**Problem requirements:**
For each line below that includes the word "按常住地分", make a copy.

**Raw records:**
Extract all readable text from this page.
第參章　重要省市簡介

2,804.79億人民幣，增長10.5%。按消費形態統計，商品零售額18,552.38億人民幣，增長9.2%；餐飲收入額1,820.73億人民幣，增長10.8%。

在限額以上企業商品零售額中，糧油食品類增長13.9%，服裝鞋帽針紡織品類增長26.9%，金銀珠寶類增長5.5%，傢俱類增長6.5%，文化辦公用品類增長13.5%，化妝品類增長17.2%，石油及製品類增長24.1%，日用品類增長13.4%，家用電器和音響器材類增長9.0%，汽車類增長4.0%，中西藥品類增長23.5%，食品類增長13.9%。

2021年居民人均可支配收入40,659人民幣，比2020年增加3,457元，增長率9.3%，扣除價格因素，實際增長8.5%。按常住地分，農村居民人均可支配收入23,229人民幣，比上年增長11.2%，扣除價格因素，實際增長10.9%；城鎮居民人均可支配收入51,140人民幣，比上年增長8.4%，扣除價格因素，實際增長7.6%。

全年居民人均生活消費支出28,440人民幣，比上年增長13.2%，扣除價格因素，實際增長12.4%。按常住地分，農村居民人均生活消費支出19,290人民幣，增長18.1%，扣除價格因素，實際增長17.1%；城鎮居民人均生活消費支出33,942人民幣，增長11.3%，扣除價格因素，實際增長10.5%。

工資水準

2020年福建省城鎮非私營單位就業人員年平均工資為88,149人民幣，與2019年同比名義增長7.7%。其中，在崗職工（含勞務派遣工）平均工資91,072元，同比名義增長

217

**Exercise answer:**
2021年居民人均可支配收入40,659人民幣，比2020年增加3,457元，增長率9.3%，扣除價格因素，實際增長8.5%。按常住地分，農村居民人均可支配收入23,229人民幣，比上年增長11.2%，扣除價格因素，實際增長10.9%；城鎮居民人均可支配收入51,140人民幣，比上年增長8.4%，扣除價格因素，實際增長7.6%。
全年居民人均生活消費支出28,440人民幣，比上年增長13.2%，扣除價格因素，實際增長12.4%。按常住地分，農村居民人均生活消費支出19,290人民幣，增長18.1%，扣除價格因素，實際增長17.1%；城鎮居民人均生活消費支出33,942人民幣，增長11.3%，扣除價格因素，實際增長10.5%。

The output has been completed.